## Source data
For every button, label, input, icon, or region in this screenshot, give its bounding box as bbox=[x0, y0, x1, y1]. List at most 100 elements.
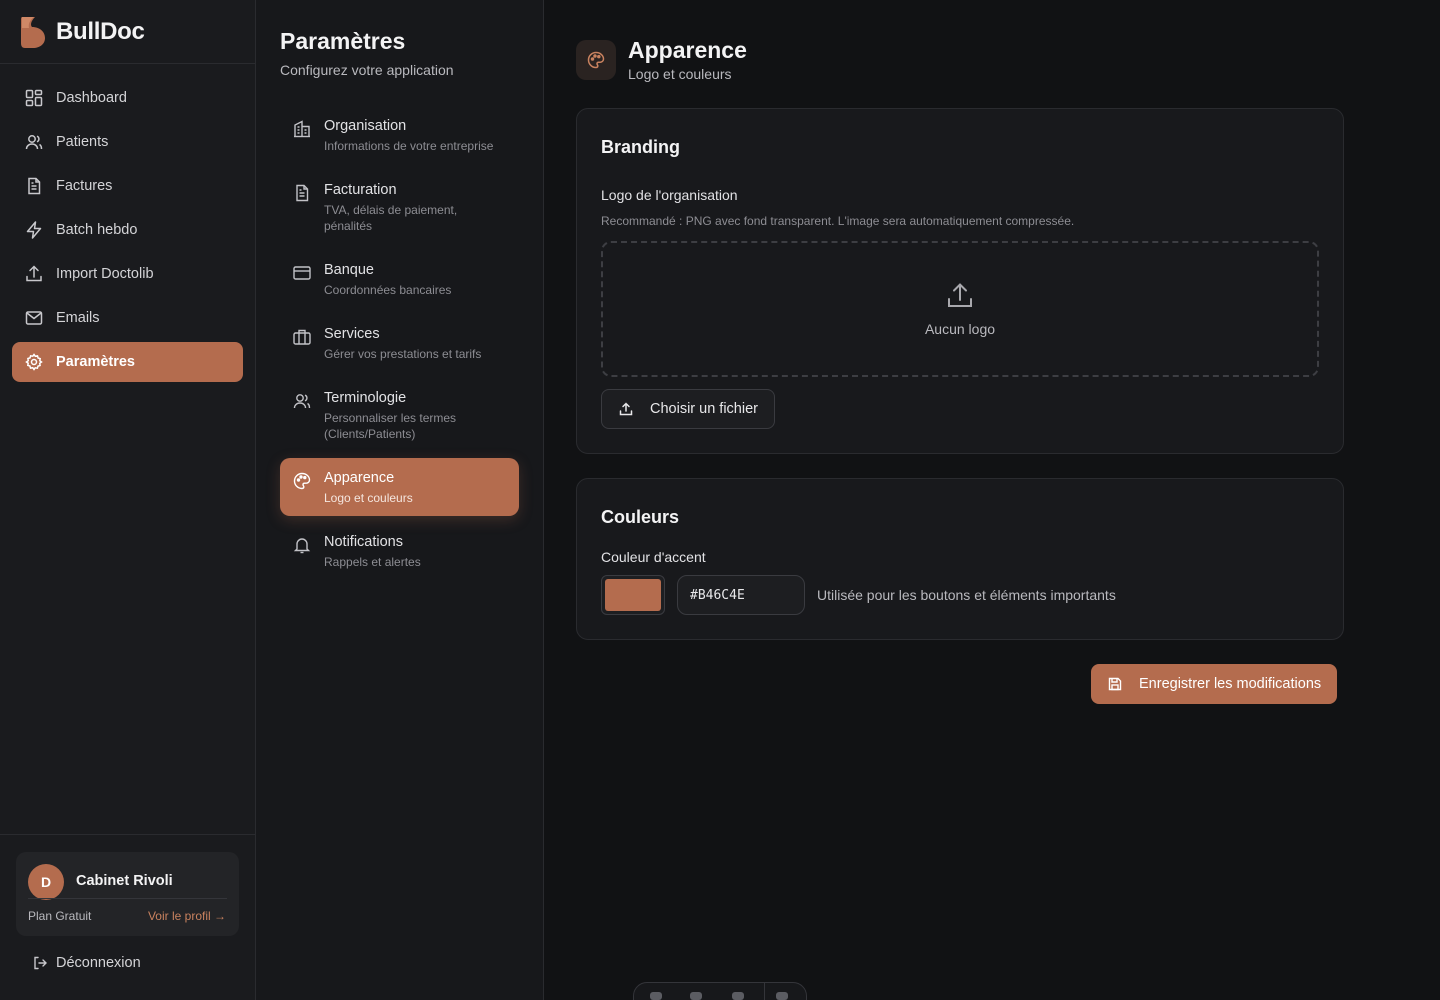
profile-card[interactable]: D Cabinet Rivoli Plan Gratuit Voir le pr… bbox=[16, 852, 239, 936]
nav-item-factures[interactable]: Factures bbox=[12, 166, 243, 206]
plan-label: Plan Gratuit bbox=[28, 909, 92, 923]
toolbar-tool-icon[interactable] bbox=[650, 992, 662, 1000]
briefcase-icon bbox=[293, 329, 311, 345]
choose-file-button[interactable]: Choisir un fichier bbox=[601, 389, 775, 429]
settings-item-label: Terminologie bbox=[324, 390, 407, 406]
bell-icon bbox=[293, 538, 311, 554]
nav-label: Patients bbox=[56, 134, 109, 150]
nav-label: Batch hebdo bbox=[56, 222, 138, 238]
upload-icon bbox=[26, 265, 42, 282]
nav-item-import-doctolib[interactable]: Import Doctolib bbox=[12, 254, 243, 294]
accent-color-label: Couleur d'accent bbox=[601, 549, 706, 565]
page-title: Apparence bbox=[628, 37, 747, 63]
settings-title: Paramètres bbox=[280, 28, 406, 54]
settings-item-services[interactable]: Services Gérer vos prestations et tarifs bbox=[280, 314, 519, 372]
profile-divider bbox=[28, 898, 227, 899]
page-header-icon-badge bbox=[576, 40, 616, 80]
page-subtitle: Logo et couleurs bbox=[628, 66, 732, 82]
upload-icon bbox=[619, 402, 633, 416]
main-content: Apparence Logo et couleurs Branding Logo… bbox=[544, 0, 1440, 1000]
view-profile-link[interactable]: Voir le profil → bbox=[148, 909, 226, 923]
accent-color-row: Utilisée pour les boutons et éléments im… bbox=[601, 575, 1116, 615]
profile-name: Cabinet Rivoli bbox=[76, 873, 173, 889]
logout-icon bbox=[34, 956, 47, 970]
settings-item-desc: Gérer vos prestations et tarifs bbox=[324, 347, 482, 361]
settings-subtitle: Configurez votre application bbox=[280, 62, 454, 78]
nav-label: Import Doctolib bbox=[56, 266, 154, 282]
toolbar-tool-icon[interactable] bbox=[690, 992, 702, 1000]
users-icon bbox=[293, 394, 311, 409]
settings-item-label: Facturation bbox=[324, 182, 397, 198]
palette-icon bbox=[293, 472, 311, 490]
dashboard-icon bbox=[25, 89, 43, 107]
toolbar-divider bbox=[764, 983, 765, 1000]
save-button[interactable]: Enregistrer les modifications bbox=[1091, 664, 1338, 704]
settings-item-label: Banque bbox=[324, 262, 374, 278]
page-header: Apparence Logo et couleurs bbox=[576, 36, 747, 84]
nav-label: Emails bbox=[56, 310, 100, 326]
settings-item-desc: Coordonnées bancaires bbox=[324, 283, 452, 297]
sidebar-footer: D Cabinet Rivoli Plan Gratuit Voir le pr… bbox=[0, 834, 255, 1000]
settings-item-notifications[interactable]: Notifications Rappels et alertes bbox=[280, 522, 519, 580]
settings-nav: Organisation Informations de votre entre… bbox=[280, 106, 519, 586]
save-label: Enregistrer les modifications bbox=[1139, 676, 1322, 692]
logo-hint: Recommandé : PNG avec fond transparent. … bbox=[601, 214, 1075, 228]
settings-item-label: Organisation bbox=[324, 118, 407, 134]
accent-color-input[interactable] bbox=[677, 575, 805, 615]
settings-item-terminologie[interactable]: Terminologie Personnaliser les termes (C… bbox=[280, 378, 519, 452]
branding-title: Branding bbox=[601, 137, 680, 157]
building-icon bbox=[294, 120, 310, 138]
save-icon bbox=[1108, 677, 1122, 691]
dropzone-text: Aucun logo bbox=[924, 321, 996, 337]
gear-icon bbox=[25, 353, 43, 371]
logout-button[interactable]: Déconnexion bbox=[32, 955, 141, 971]
settings-item-desc: Informations de votre entreprise bbox=[324, 139, 494, 153]
settings-item-banque[interactable]: Banque Coordonnées bancaires bbox=[280, 250, 519, 308]
logout-label: Déconnexion bbox=[56, 955, 141, 971]
accent-color-swatch-fill bbox=[605, 579, 661, 611]
gear-icon[interactable] bbox=[776, 992, 788, 1000]
settings-item-label: Services bbox=[324, 326, 380, 342]
nav-label: Paramètres bbox=[56, 354, 135, 370]
upload-icon bbox=[948, 283, 972, 307]
mail-icon bbox=[25, 311, 43, 325]
colors-card: Couleurs Couleur d'accent Utilisée pour … bbox=[576, 478, 1344, 640]
accent-color-hint: Utilisée pour les boutons et éléments im… bbox=[817, 587, 1116, 603]
nav-item-emails[interactable]: Emails bbox=[12, 298, 243, 338]
accent-color-swatch[interactable] bbox=[601, 575, 665, 615]
nav-label: Dashboard bbox=[56, 90, 127, 106]
choose-file-label: Choisir un fichier bbox=[650, 401, 758, 417]
toolbar-tool-icon[interactable] bbox=[732, 992, 744, 1000]
file-text-icon bbox=[296, 184, 309, 202]
branding-card: Branding Logo de l'organisation Recomman… bbox=[576, 108, 1344, 454]
nav-item-dashboard[interactable]: Dashboard bbox=[12, 78, 243, 118]
settings-item-desc: Personnaliser les termes (Clients/Patien… bbox=[324, 411, 457, 441]
settings-item-label: Apparence bbox=[324, 470, 395, 486]
settings-sidebar: Paramètres Configurez votre application … bbox=[256, 0, 544, 1000]
logo-label: Logo de l'organisation bbox=[601, 187, 738, 203]
floating-toolbar[interactable] bbox=[633, 982, 807, 1000]
brand[interactable]: BullDoc bbox=[0, 0, 255, 64]
nav-item-patients[interactable]: Patients bbox=[12, 122, 243, 162]
settings-item-apparence[interactable]: Apparence Logo et couleurs bbox=[280, 458, 519, 516]
settings-item-label: Notifications bbox=[324, 534, 403, 550]
nav-item-parametres[interactable]: Paramètres bbox=[12, 342, 243, 382]
nav-item-batch-hebdo[interactable]: Batch hebdo bbox=[12, 210, 243, 250]
app-sidebar: BullDoc Dashboard Patients Factures Batc… bbox=[0, 0, 256, 1000]
settings-item-facturation[interactable]: Facturation TVA, délais de paiement, pén… bbox=[280, 170, 519, 244]
lightning-icon bbox=[26, 221, 42, 239]
nav-label: Factures bbox=[56, 178, 113, 194]
avatar: D bbox=[28, 864, 64, 900]
colors-title: Couleurs bbox=[601, 507, 680, 527]
settings-item-desc: TVA, délais de paiement, pénalités bbox=[324, 203, 458, 233]
credit-card-icon bbox=[293, 266, 311, 280]
brand-name: BullDoc bbox=[56, 17, 145, 45]
settings-item-organisation[interactable]: Organisation Informations de votre entre… bbox=[280, 106, 519, 164]
bulldoc-logo-icon bbox=[21, 16, 45, 48]
file-text-icon bbox=[28, 177, 41, 195]
users-icon bbox=[25, 135, 43, 150]
settings-item-desc: Logo et couleurs bbox=[324, 491, 413, 505]
main-nav: Dashboard Patients Factures Batch hebdo … bbox=[0, 64, 255, 400]
logo-dropzone[interactable]: Aucun logo bbox=[601, 241, 1319, 377]
palette-icon bbox=[587, 51, 605, 69]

## AIM OF THE TASK
Reproduce every line above as written, skipping pictures.

## RESPONSE TO THIS TASK
For every button, label, input, icon, or region in this screenshot, give its bounding box as bbox=[x0, y0, x1, y1]. List at most 100 elements.
profile-card[interactable]: D Cabinet Rivoli Plan Gratuit Voir le pr… bbox=[16, 852, 239, 936]
nav-item-factures[interactable]: Factures bbox=[12, 166, 243, 206]
plan-label: Plan Gratuit bbox=[28, 909, 92, 923]
toolbar-tool-icon[interactable] bbox=[650, 992, 662, 1000]
briefcase-icon bbox=[293, 329, 311, 345]
choose-file-button[interactable]: Choisir un fichier bbox=[601, 389, 775, 429]
settings-item-label: Terminologie bbox=[324, 390, 407, 406]
bell-icon bbox=[293, 538, 311, 554]
nav-label: Patients bbox=[56, 134, 109, 150]
nav-label: Batch hebdo bbox=[56, 222, 138, 238]
upload-icon bbox=[26, 265, 42, 282]
nav-item-import-doctolib[interactable]: Import Doctolib bbox=[12, 254, 243, 294]
accent-color-label: Couleur d'accent bbox=[601, 549, 706, 565]
page-title: Apparence bbox=[628, 37, 747, 63]
settings-title: Paramètres bbox=[280, 28, 406, 54]
settings-item-services[interactable]: Services Gérer vos prestations et tarifs bbox=[280, 314, 519, 372]
profile-divider bbox=[28, 898, 227, 899]
page-header-icon-badge bbox=[576, 40, 616, 80]
page-subtitle: Logo et couleurs bbox=[628, 66, 732, 82]
upload-icon bbox=[619, 402, 633, 416]
main-content: Apparence Logo et couleurs Branding Logo… bbox=[544, 0, 1440, 1000]
view-profile-link[interactable]: Voir le profil → bbox=[148, 909, 226, 923]
accent-color-row: Utilisée pour les boutons et éléments im… bbox=[601, 575, 1116, 615]
profile-name: Cabinet Rivoli bbox=[76, 873, 173, 889]
logout-icon bbox=[34, 956, 47, 970]
settings-item-desc: Gérer vos prestations et tarifs bbox=[324, 347, 482, 361]
settings-subtitle: Configurez votre application bbox=[280, 62, 454, 78]
nav-label: Import Doctolib bbox=[56, 266, 154, 282]
toolbar-tool-icon[interactable] bbox=[690, 992, 702, 1000]
users-icon bbox=[293, 394, 311, 409]
settings-item-label: Facturation bbox=[324, 182, 397, 198]
palette-icon bbox=[293, 472, 311, 490]
dashboard-icon bbox=[25, 89, 43, 107]
toolbar-divider bbox=[764, 983, 765, 1000]
save-button[interactable]: Enregistrer les modifications bbox=[1091, 664, 1338, 704]
settings-item-label: Banque bbox=[324, 262, 374, 278]
page-header: Apparence Logo et couleurs bbox=[576, 36, 747, 84]
nav-label: Emails bbox=[56, 310, 100, 326]
settings-item-desc: Coordonnées bancaires bbox=[324, 283, 452, 297]
sidebar-footer: D Cabinet Rivoli Plan Gratuit Voir le pr… bbox=[0, 834, 255, 1000]
settings-item-notifications[interactable]: Notifications Rappels et alertes bbox=[280, 522, 519, 580]
settings-nav: Organisation Informations de votre entre… bbox=[280, 106, 519, 586]
save-label: Enregistrer les modifications bbox=[1139, 676, 1322, 692]
logo-hint: Recommandé : PNG avec fond transparent. … bbox=[601, 214, 1075, 228]
settings-item-label: Organisation bbox=[324, 118, 407, 134]
accent-color-input[interactable] bbox=[677, 575, 805, 615]
settings-item-terminologie[interactable]: Terminologie Personnaliser les termes (C… bbox=[280, 378, 519, 452]
branding-title: Branding bbox=[601, 137, 680, 157]
building-icon bbox=[294, 120, 310, 138]
save-icon bbox=[1108, 677, 1122, 691]
dropzone-text: Aucun logo bbox=[924, 321, 996, 337]
gear-icon bbox=[25, 353, 43, 371]
logout-button[interactable]: Déconnexion bbox=[32, 955, 141, 971]
settings-item-desc: Informations de votre entreprise bbox=[324, 139, 494, 153]
settings-item-banque[interactable]: Banque Coordonnées bancaires bbox=[280, 250, 519, 308]
logout-label: Déconnexion bbox=[56, 955, 141, 971]
accent-color-swatch-fill bbox=[605, 579, 661, 611]
gear-icon[interactable] bbox=[776, 992, 788, 1000]
settings-item-label: Services bbox=[324, 326, 380, 342]
nav-label: Paramètres bbox=[56, 354, 135, 370]
upload-icon bbox=[948, 283, 972, 307]
mail-icon bbox=[25, 311, 43, 325]
colors-card: Couleurs Couleur d'accent Utilisée pour … bbox=[576, 478, 1344, 640]
accent-color-hint: Utilisée pour les boutons et éléments im… bbox=[817, 587, 1116, 603]
nav-item-emails[interactable]: Emails bbox=[12, 298, 243, 338]
accent-color-swatch[interactable] bbox=[601, 575, 665, 615]
nav-label: Dashboard bbox=[56, 90, 127, 106]
choose-file-label: Choisir un fichier bbox=[650, 401, 758, 417]
toolbar-tool-icon[interactable] bbox=[732, 992, 744, 1000]
file-text-icon bbox=[296, 184, 309, 202]
branding-card: Branding Logo de l'organisation Recomman… bbox=[576, 108, 1344, 454]
nav-item-dashboard[interactable]: Dashboard bbox=[12, 78, 243, 118]
settings-item-desc: Personnaliser les termes (Clients/Patien… bbox=[324, 411, 457, 441]
settings-item-label: Apparence bbox=[324, 470, 395, 486]
settings-sidebar: Paramètres Configurez votre application … bbox=[256, 0, 544, 1000]
logo-label: Logo de l'organisation bbox=[601, 187, 738, 203]
floating-toolbar[interactable] bbox=[633, 982, 807, 1000]
brand[interactable]: BullDoc bbox=[0, 0, 255, 64]
nav-item-patients[interactable]: Patients bbox=[12, 122, 243, 162]
settings-item-apparence[interactable]: Apparence Logo et couleurs bbox=[280, 458, 519, 516]
settings-item-label: Notifications bbox=[324, 534, 403, 550]
nav-item-parametres[interactable]: Paramètres bbox=[12, 342, 243, 382]
nav-item-batch-hebdo[interactable]: Batch hebdo bbox=[12, 210, 243, 250]
app-sidebar: BullDoc Dashboard Patients Factures Batc… bbox=[0, 0, 256, 1000]
settings-item-facturation[interactable]: Facturation TVA, délais de paiement, pén… bbox=[280, 170, 519, 244]
lightning-icon bbox=[26, 221, 42, 239]
nav-label: Factures bbox=[56, 178, 113, 194]
avatar: D bbox=[28, 864, 64, 900]
colors-title: Couleurs bbox=[601, 507, 680, 527]
settings-item-desc: TVA, délais de paiement, pénalités bbox=[324, 203, 458, 233]
credit-card-icon bbox=[293, 266, 311, 280]
brand-name: BullDoc bbox=[56, 17, 145, 45]
settings-item-organisation[interactable]: Organisation Informations de votre entre… bbox=[280, 106, 519, 164]
bulldoc-logo-icon bbox=[21, 16, 45, 48]
file-text-icon bbox=[28, 177, 41, 195]
users-icon bbox=[25, 135, 43, 150]
settings-item-desc: Logo et couleurs bbox=[324, 491, 413, 505]
main-nav: Dashboard Patients Factures Batch hebdo … bbox=[0, 64, 255, 400]
logo-dropzone[interactable]: Aucun logo bbox=[601, 241, 1319, 377]
palette-icon bbox=[587, 51, 605, 69]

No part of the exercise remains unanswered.